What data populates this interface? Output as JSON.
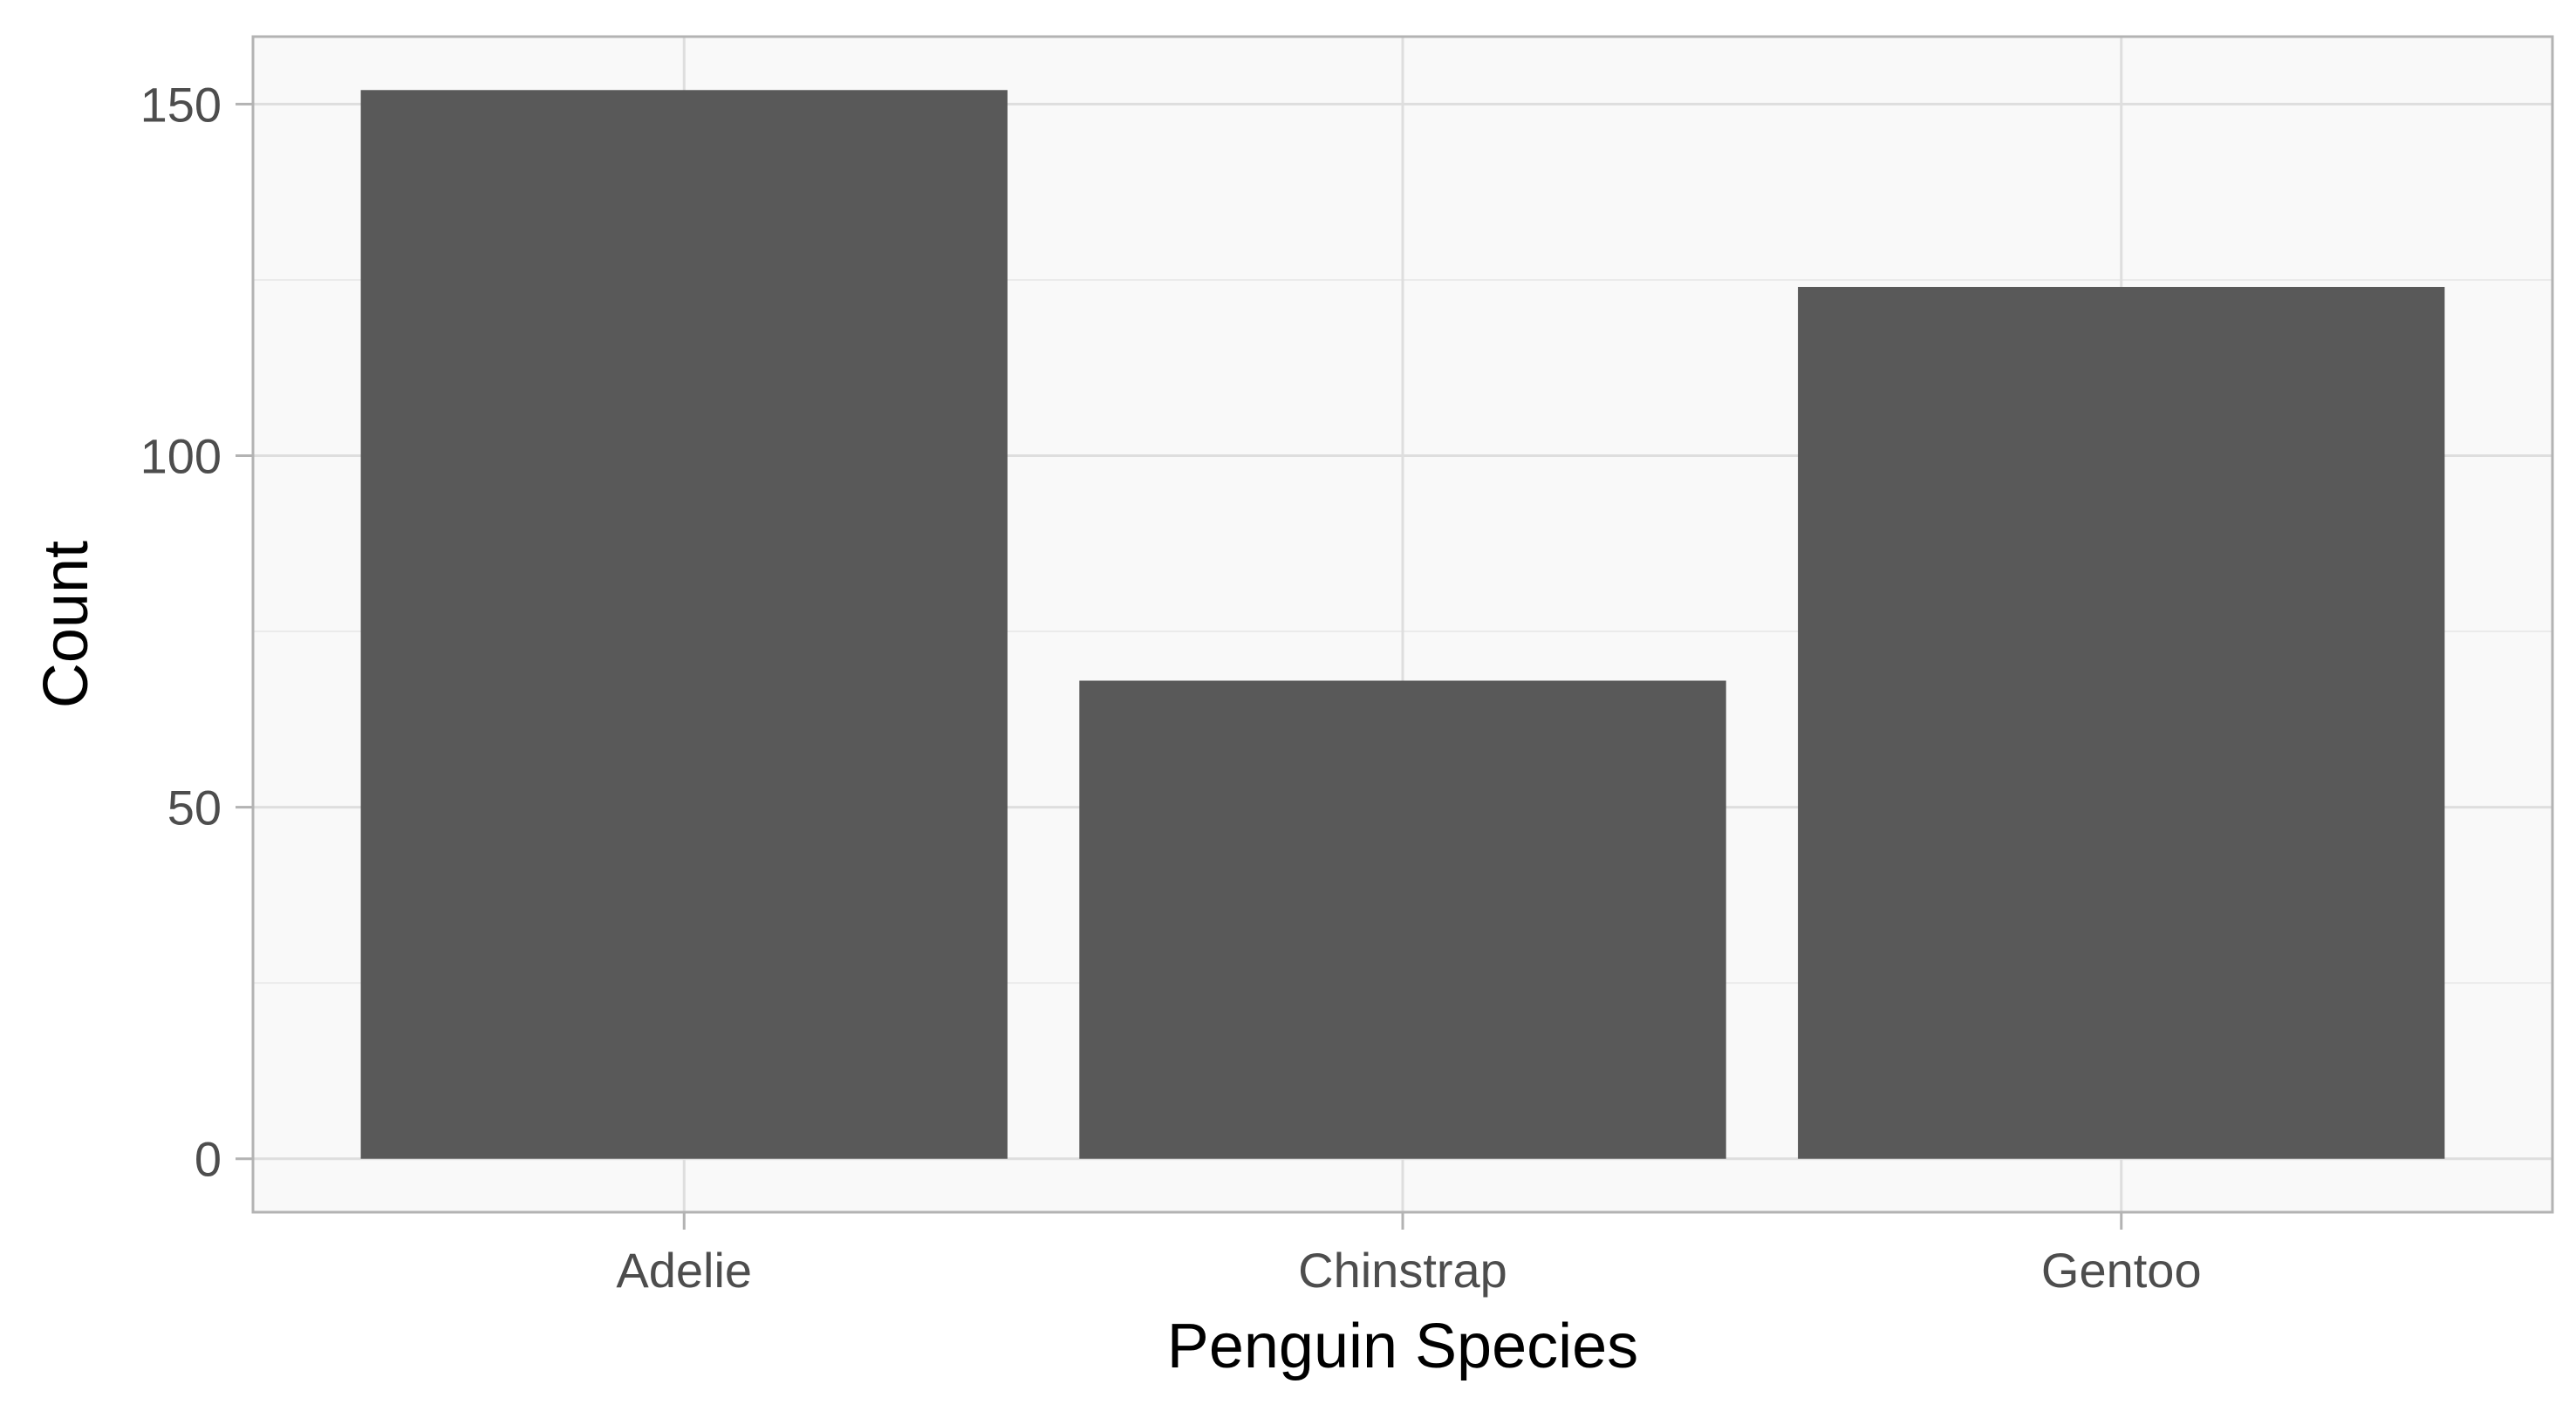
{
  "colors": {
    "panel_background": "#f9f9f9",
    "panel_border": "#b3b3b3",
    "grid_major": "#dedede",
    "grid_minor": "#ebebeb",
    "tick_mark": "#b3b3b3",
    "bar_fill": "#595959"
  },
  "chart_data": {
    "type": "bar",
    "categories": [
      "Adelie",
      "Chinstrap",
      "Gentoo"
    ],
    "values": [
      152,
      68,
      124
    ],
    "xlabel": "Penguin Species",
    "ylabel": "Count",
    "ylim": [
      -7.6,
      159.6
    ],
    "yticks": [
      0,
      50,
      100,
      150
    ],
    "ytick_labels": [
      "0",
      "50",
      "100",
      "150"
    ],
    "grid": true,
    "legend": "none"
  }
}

--- --- ---

The exercise: Copy all the records above exactly, but leave out the pictures.

The answer:
What data populates this interface? Output as JSON.
{
  "colors": {
    "panel_background": "#f9f9f9",
    "panel_border": "#b3b3b3",
    "grid_major": "#dedede",
    "grid_minor": "#ebebeb",
    "tick_mark": "#b3b3b3",
    "bar_fill": "#595959"
  },
  "chart_data": {
    "type": "bar",
    "categories": [
      "Adelie",
      "Chinstrap",
      "Gentoo"
    ],
    "values": [
      152,
      68,
      124
    ],
    "xlabel": "Penguin Species",
    "ylabel": "Count",
    "ylim": [
      -7.6,
      159.6
    ],
    "yticks": [
      0,
      50,
      100,
      150
    ],
    "ytick_labels": [
      "0",
      "50",
      "100",
      "150"
    ],
    "grid": true,
    "legend": "none"
  }
}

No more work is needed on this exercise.